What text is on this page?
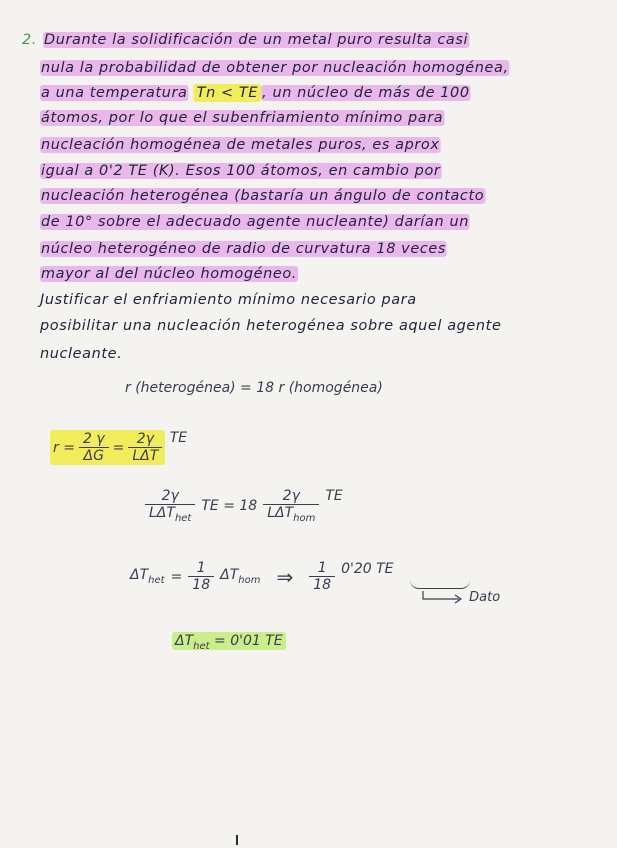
2. Durante la solidificación de un metal puro resulta casi
nula la probabilidad de obtener por nucleación homogénea,
a una temperatura Tn < TE , un núcleo de más de 100
átomos, por lo que el subenfriamiento mínimo para
nucleación homogénea de metales puros, es aprox
igual a 0'2 TE (K). Esos 100 átomos, en cambio por
nucleación heterogénea (bastaría un ángulo de contacto
de 10° sobre el adecuado agente nucleante) darían un
núcleo heterogéneo de radio de curvatura 18 veces
mayor al del núcleo homogéneo.
Justificar el enfriamiento mínimo necesario para
posibilitar una nucleación heterogénea sobre aquel agente
nucleante.
r (heterogénea) = 18 r (homogénea)
$r = \frac{2 \gamma}{\Delta G} = \frac{2\gamma}{\text{LΔT}}$ TE
$\frac{2\gamma}{L\Delta T_{het}}$ TE = $18 \frac{2\gamma}{L\Delta T_{hom}}$ TE
$\Delta T_{het} = \frac{1}{18} \Delta T_{hom}$ ⇒ $\frac{1}{18} 0'20$ TE
Dato
$\Delta T_{het} = 0'01$ TE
○ ○ ○ ○ ○ ○ ○
Each entry above should be reproduced exactly, with the pictures removed.

What text is on this page?
2. Durante la solidificación de un metal puro resulta casi
nula la probabilidad de obtener por nucleación homogénea,
a una temperatura Tn < TE , un núcleo de más de 100
átomos, por lo que el subenfriamiento mínimo para
nucleación homogénea de metales puros, es aprox
igual a 0'2 TE (K). Esos 100 átomos, en cambio por
nucleación heterogénea (bastaría un ángulo de contacto
de 10° sobre el adecuado agente nucleante) darían un
núcleo heterogéneo de radio de curvatura 18 veces
mayor al del núcleo homogéneo.
Justificar el enfriamiento mínimo necesario para
posibilitar una nucleación heterogénea sobre aquel agente
nucleante.
r (heterogénea) = 18 r (homogénea)
$r = \frac{2 \gamma}{\Delta G} = \frac{2\gamma}{\text{LΔT}}$ TE
$\frac{2\gamma}{L\Delta T_{het}}$ TE = $18 \frac{2\gamma}{L\Delta T_{hom}}$ TE
$\Delta T_{het} = \frac{1}{18} \Delta T_{hom}$ ⇒ $\frac{1}{18} 0'20$ TE
Dato
$\Delta T_{het} = 0'01$ TE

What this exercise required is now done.